*** INPUT ROWS
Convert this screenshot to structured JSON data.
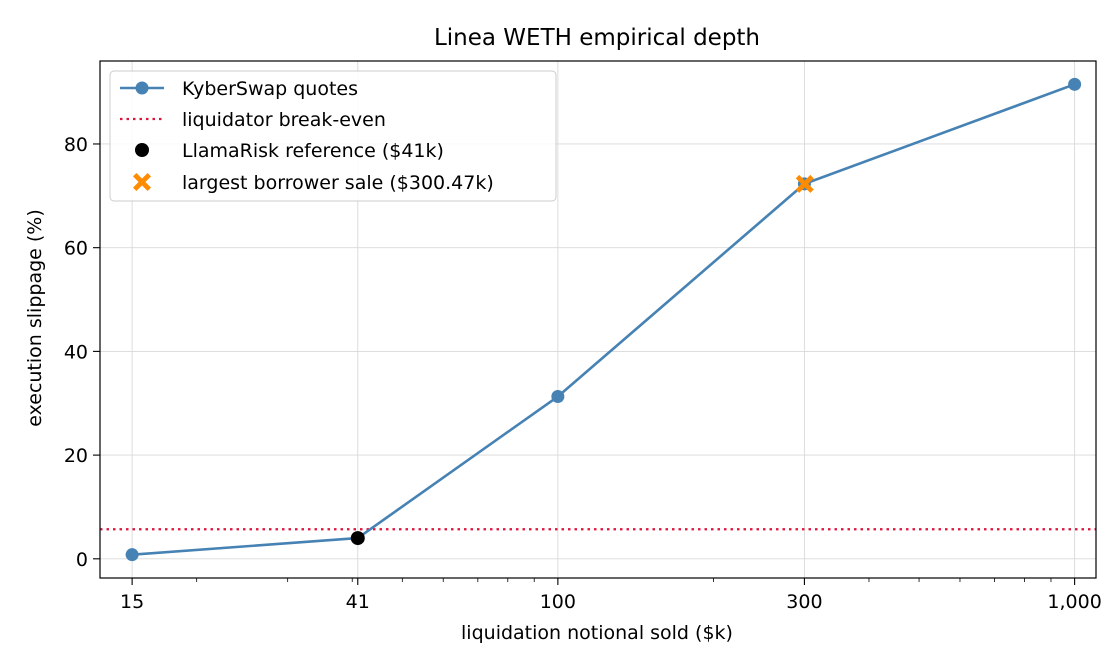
{
  "chart_data": {
    "type": "line",
    "title": "Linea WETH empirical depth",
    "xlabel": "liquidation notional sold ($k)",
    "ylabel": "execution slippage (%)",
    "x_scale": "log",
    "xlim": [
      13,
      1100
    ],
    "ylim": [
      -3.7,
      96
    ],
    "x_ticks": [
      15,
      41,
      100,
      300,
      1000
    ],
    "x_tick_labels": [
      "15",
      "41",
      "100",
      "300",
      "1,000"
    ],
    "y_ticks": [
      0,
      20,
      40,
      60,
      80
    ],
    "y_tick_labels": [
      "0",
      "20",
      "40",
      "60",
      "80"
    ],
    "grid": true,
    "legend_position": "top-left",
    "series": [
      {
        "name": "KyberSwap quotes",
        "kind": "line-marker",
        "color": "#4682b4",
        "x": [
          15,
          41,
          100,
          300,
          1000
        ],
        "y": [
          0.8,
          4.0,
          31.3,
          72.3,
          91.5
        ]
      },
      {
        "name": "liquidator break-even",
        "kind": "hline",
        "color": "#dc143c",
        "y": 5.7
      },
      {
        "name": "LlamaRisk reference ($41k)",
        "kind": "point",
        "color": "#000000",
        "x": 41,
        "y": 4.0
      },
      {
        "name": "largest borrower sale ($300.47k)",
        "kind": "x-marker",
        "color": "#ff8c00",
        "x": 300.47,
        "y": 72.3
      }
    ]
  }
}
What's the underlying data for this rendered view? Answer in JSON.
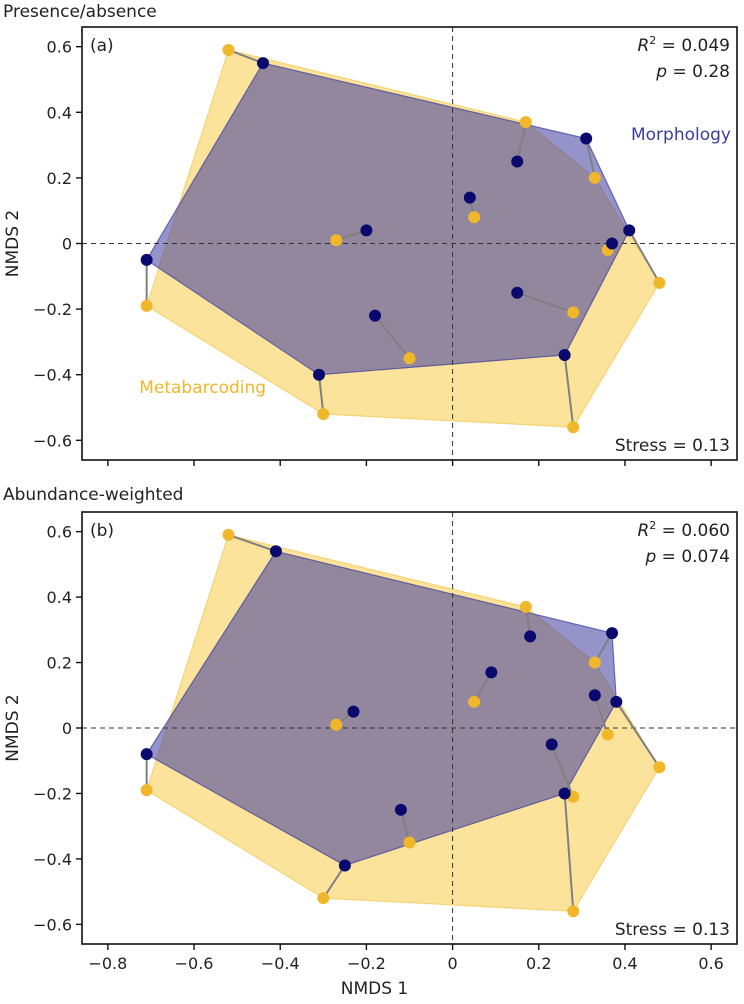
{
  "colors": {
    "morphology": "#0a0a6e",
    "metabarcoding": "#f0b72a",
    "morph_fill": "#3c3c9e",
    "meta_fill": "#fbd466",
    "connector": "#808080",
    "axis": "#111111"
  },
  "x_axis": {
    "label": "NMDS 1",
    "ticks": [
      "−0.8",
      "−0.6",
      "−0.4",
      "−0.2",
      "0",
      "0.2",
      "0.4",
      "0.6"
    ],
    "tick_values": [
      -0.8,
      -0.6,
      -0.4,
      -0.2,
      0,
      0.2,
      0.4,
      0.6
    ],
    "xlim": [
      -0.86,
      0.66
    ]
  },
  "chart_data": [
    {
      "type": "scatter",
      "panel_title": "Presence/absence",
      "panel_label": "(a)",
      "ylabel": "NMDS 2",
      "ylim": [
        -0.66,
        0.66
      ],
      "y_ticks": [
        "−0.6",
        "−0.4",
        "−0.2",
        "0",
        "0.2",
        "0.4",
        "0.6"
      ],
      "y_tick_values": [
        -0.6,
        -0.4,
        -0.2,
        0,
        0.2,
        0.4,
        0.6
      ],
      "stats": {
        "r2_label": "R",
        "r2_sup": "2",
        "r2_value": " = 0.049",
        "p_label": "p",
        "p_value": " = 0.28"
      },
      "stress": "Stress = 0.13",
      "series_labels": {
        "morphology": "Morphology",
        "metabarcoding": "Metabarcoding"
      },
      "pairs": [
        {
          "morph": [
            -0.44,
            0.55
          ],
          "meta": [
            -0.52,
            0.59
          ]
        },
        {
          "morph": [
            -0.71,
            -0.05
          ],
          "meta": [
            -0.71,
            -0.19
          ]
        },
        {
          "morph": [
            -0.31,
            -0.4
          ],
          "meta": [
            -0.3,
            -0.52
          ]
        },
        {
          "morph": [
            -0.2,
            0.04
          ],
          "meta": [
            -0.27,
            0.01
          ]
        },
        {
          "morph": [
            -0.18,
            -0.22
          ],
          "meta": [
            -0.1,
            -0.35
          ]
        },
        {
          "morph": [
            0.04,
            0.14
          ],
          "meta": [
            0.05,
            0.08
          ]
        },
        {
          "morph": [
            0.15,
            0.25
          ],
          "meta": [
            0.17,
            0.37
          ]
        },
        {
          "morph": [
            0.15,
            -0.15
          ],
          "meta": [
            0.28,
            -0.21
          ]
        },
        {
          "morph": [
            0.31,
            0.32
          ],
          "meta": [
            0.33,
            0.2
          ]
        },
        {
          "morph": [
            0.37,
            0.0
          ],
          "meta": [
            0.36,
            -0.02
          ]
        },
        {
          "morph": [
            0.41,
            0.04
          ],
          "meta": [
            0.48,
            -0.12
          ]
        },
        {
          "morph": [
            0.26,
            -0.34
          ],
          "meta": [
            0.28,
            -0.56
          ]
        }
      ]
    },
    {
      "type": "scatter",
      "panel_title": "Abundance-weighted",
      "panel_label": "(b)",
      "ylabel": "NMDS 2",
      "ylim": [
        -0.66,
        0.66
      ],
      "y_ticks": [
        "−0.6",
        "−0.4",
        "−0.2",
        "0",
        "0.2",
        "0.4",
        "0.6"
      ],
      "y_tick_values": [
        -0.6,
        -0.4,
        -0.2,
        0,
        0.2,
        0.4,
        0.6
      ],
      "stats": {
        "r2_label": "R",
        "r2_sup": "2",
        "r2_value": " = 0.060",
        "p_label": "p",
        "p_value": " = 0.074"
      },
      "stress": "Stress = 0.13",
      "series_labels": {
        "morphology": "",
        "metabarcoding": ""
      },
      "pairs": [
        {
          "morph": [
            -0.41,
            0.54
          ],
          "meta": [
            -0.52,
            0.59
          ]
        },
        {
          "morph": [
            -0.71,
            -0.08
          ],
          "meta": [
            -0.71,
            -0.19
          ]
        },
        {
          "morph": [
            -0.25,
            -0.42
          ],
          "meta": [
            -0.3,
            -0.52
          ]
        },
        {
          "morph": [
            -0.23,
            0.05
          ],
          "meta": [
            -0.27,
            0.01
          ]
        },
        {
          "morph": [
            -0.12,
            -0.25
          ],
          "meta": [
            -0.1,
            -0.35
          ]
        },
        {
          "morph": [
            0.09,
            0.17
          ],
          "meta": [
            0.05,
            0.08
          ]
        },
        {
          "morph": [
            0.18,
            0.28
          ],
          "meta": [
            0.17,
            0.37
          ]
        },
        {
          "morph": [
            0.23,
            -0.05
          ],
          "meta": [
            0.28,
            -0.21
          ]
        },
        {
          "morph": [
            0.37,
            0.29
          ],
          "meta": [
            0.33,
            0.2
          ]
        },
        {
          "morph": [
            0.33,
            0.1
          ],
          "meta": [
            0.36,
            -0.02
          ]
        },
        {
          "morph": [
            0.38,
            0.08
          ],
          "meta": [
            0.48,
            -0.12
          ]
        },
        {
          "morph": [
            0.26,
            -0.2
          ],
          "meta": [
            0.28,
            -0.56
          ]
        }
      ]
    }
  ]
}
******
### BRIEF
Give the data again exactly as written, with all pictures left out.

### EXPECTED OUTPUT
Convert this screenshot to structured JSON data.
{
  "chart_data": {
    "type": "line",
    "title": "Linea WETH empirical depth",
    "xlabel": "liquidation notional sold ($k)",
    "ylabel": "execution slippage (%)",
    "x_scale": "log",
    "xlim": [
      13,
      1100
    ],
    "ylim": [
      -3.7,
      96
    ],
    "x_ticks": [
      15,
      41,
      100,
      300,
      1000
    ],
    "x_tick_labels": [
      "15",
      "41",
      "100",
      "300",
      "1,000"
    ],
    "y_ticks": [
      0,
      20,
      40,
      60,
      80
    ],
    "y_tick_labels": [
      "0",
      "20",
      "40",
      "60",
      "80"
    ],
    "grid": true,
    "legend_position": "top-left",
    "series": [
      {
        "name": "KyberSwap quotes",
        "kind": "line-marker",
        "color": "#4682b4",
        "x": [
          15,
          41,
          100,
          300,
          1000
        ],
        "y": [
          0.8,
          4.0,
          31.3,
          72.3,
          91.5
        ]
      },
      {
        "name": "liquidator break-even",
        "kind": "hline",
        "color": "#dc143c",
        "y": 5.7
      },
      {
        "name": "LlamaRisk reference ($41k)",
        "kind": "point",
        "color": "#000000",
        "x": 41,
        "y": 4.0
      },
      {
        "name": "largest borrower sale ($300.47k)",
        "kind": "x-marker",
        "color": "#ff8c00",
        "x": 300.47,
        "y": 72.3
      }
    ]
  }
}
What's the underlying data for this rendered view? Answer in JSON.
{
  "colors": {
    "morphology": "#0a0a6e",
    "metabarcoding": "#f0b72a",
    "morph_fill": "#3c3c9e",
    "meta_fill": "#fbd466",
    "connector": "#808080",
    "axis": "#111111"
  },
  "x_axis": {
    "label": "NMDS 1",
    "ticks": [
      "−0.8",
      "−0.6",
      "−0.4",
      "−0.2",
      "0",
      "0.2",
      "0.4",
      "0.6"
    ],
    "tick_values": [
      -0.8,
      -0.6,
      -0.4,
      -0.2,
      0,
      0.2,
      0.4,
      0.6
    ],
    "xlim": [
      -0.86,
      0.66
    ]
  },
  "chart_data": [
    {
      "type": "scatter",
      "panel_title": "Presence/absence",
      "panel_label": "(a)",
      "ylabel": "NMDS 2",
      "ylim": [
        -0.66,
        0.66
      ],
      "y_ticks": [
        "−0.6",
        "−0.4",
        "−0.2",
        "0",
        "0.2",
        "0.4",
        "0.6"
      ],
      "y_tick_values": [
        -0.6,
        -0.4,
        -0.2,
        0,
        0.2,
        0.4,
        0.6
      ],
      "stats": {
        "r2_label": "R",
        "r2_sup": "2",
        "r2_value": " = 0.049",
        "p_label": "p",
        "p_value": " = 0.28"
      },
      "stress": "Stress = 0.13",
      "series_labels": {
        "morphology": "Morphology",
        "metabarcoding": "Metabarcoding"
      },
      "pairs": [
        {
          "morph": [
            -0.44,
            0.55
          ],
          "meta": [
            -0.52,
            0.59
          ]
        },
        {
          "morph": [
            -0.71,
            -0.05
          ],
          "meta": [
            -0.71,
            -0.19
          ]
        },
        {
          "morph": [
            -0.31,
            -0.4
          ],
          "meta": [
            -0.3,
            -0.52
          ]
        },
        {
          "morph": [
            -0.2,
            0.04
          ],
          "meta": [
            -0.27,
            0.01
          ]
        },
        {
          "morph": [
            -0.18,
            -0.22
          ],
          "meta": [
            -0.1,
            -0.35
          ]
        },
        {
          "morph": [
            0.04,
            0.14
          ],
          "meta": [
            0.05,
            0.08
          ]
        },
        {
          "morph": [
            0.15,
            0.25
          ],
          "meta": [
            0.17,
            0.37
          ]
        },
        {
          "morph": [
            0.15,
            -0.15
          ],
          "meta": [
            0.28,
            -0.21
          ]
        },
        {
          "morph": [
            0.31,
            0.32
          ],
          "meta": [
            0.33,
            0.2
          ]
        },
        {
          "morph": [
            0.37,
            0.0
          ],
          "meta": [
            0.36,
            -0.02
          ]
        },
        {
          "morph": [
            0.41,
            0.04
          ],
          "meta": [
            0.48,
            -0.12
          ]
        },
        {
          "morph": [
            0.26,
            -0.34
          ],
          "meta": [
            0.28,
            -0.56
          ]
        }
      ]
    },
    {
      "type": "scatter",
      "panel_title": "Abundance-weighted",
      "panel_label": "(b)",
      "ylabel": "NMDS 2",
      "ylim": [
        -0.66,
        0.66
      ],
      "y_ticks": [
        "−0.6",
        "−0.4",
        "−0.2",
        "0",
        "0.2",
        "0.4",
        "0.6"
      ],
      "y_tick_values": [
        -0.6,
        -0.4,
        -0.2,
        0,
        0.2,
        0.4,
        0.6
      ],
      "stats": {
        "r2_label": "R",
        "r2_sup": "2",
        "r2_value": " = 0.060",
        "p_label": "p",
        "p_value": " = 0.074"
      },
      "stress": "Stress = 0.13",
      "series_labels": {
        "morphology": "",
        "metabarcoding": ""
      },
      "pairs": [
        {
          "morph": [
            -0.41,
            0.54
          ],
          "meta": [
            -0.52,
            0.59
          ]
        },
        {
          "morph": [
            -0.71,
            -0.08
          ],
          "meta": [
            -0.71,
            -0.19
          ]
        },
        {
          "morph": [
            -0.25,
            -0.42
          ],
          "meta": [
            -0.3,
            -0.52
          ]
        },
        {
          "morph": [
            -0.23,
            0.05
          ],
          "meta": [
            -0.27,
            0.01
          ]
        },
        {
          "morph": [
            -0.12,
            -0.25
          ],
          "meta": [
            -0.1,
            -0.35
          ]
        },
        {
          "morph": [
            0.09,
            0.17
          ],
          "meta": [
            0.05,
            0.08
          ]
        },
        {
          "morph": [
            0.18,
            0.28
          ],
          "meta": [
            0.17,
            0.37
          ]
        },
        {
          "morph": [
            0.23,
            -0.05
          ],
          "meta": [
            0.28,
            -0.21
          ]
        },
        {
          "morph": [
            0.37,
            0.29
          ],
          "meta": [
            0.33,
            0.2
          ]
        },
        {
          "morph": [
            0.33,
            0.1
          ],
          "meta": [
            0.36,
            -0.02
          ]
        },
        {
          "morph": [
            0.38,
            0.08
          ],
          "meta": [
            0.48,
            -0.12
          ]
        },
        {
          "morph": [
            0.26,
            -0.2
          ],
          "meta": [
            0.28,
            -0.56
          ]
        }
      ]
    }
  ]
}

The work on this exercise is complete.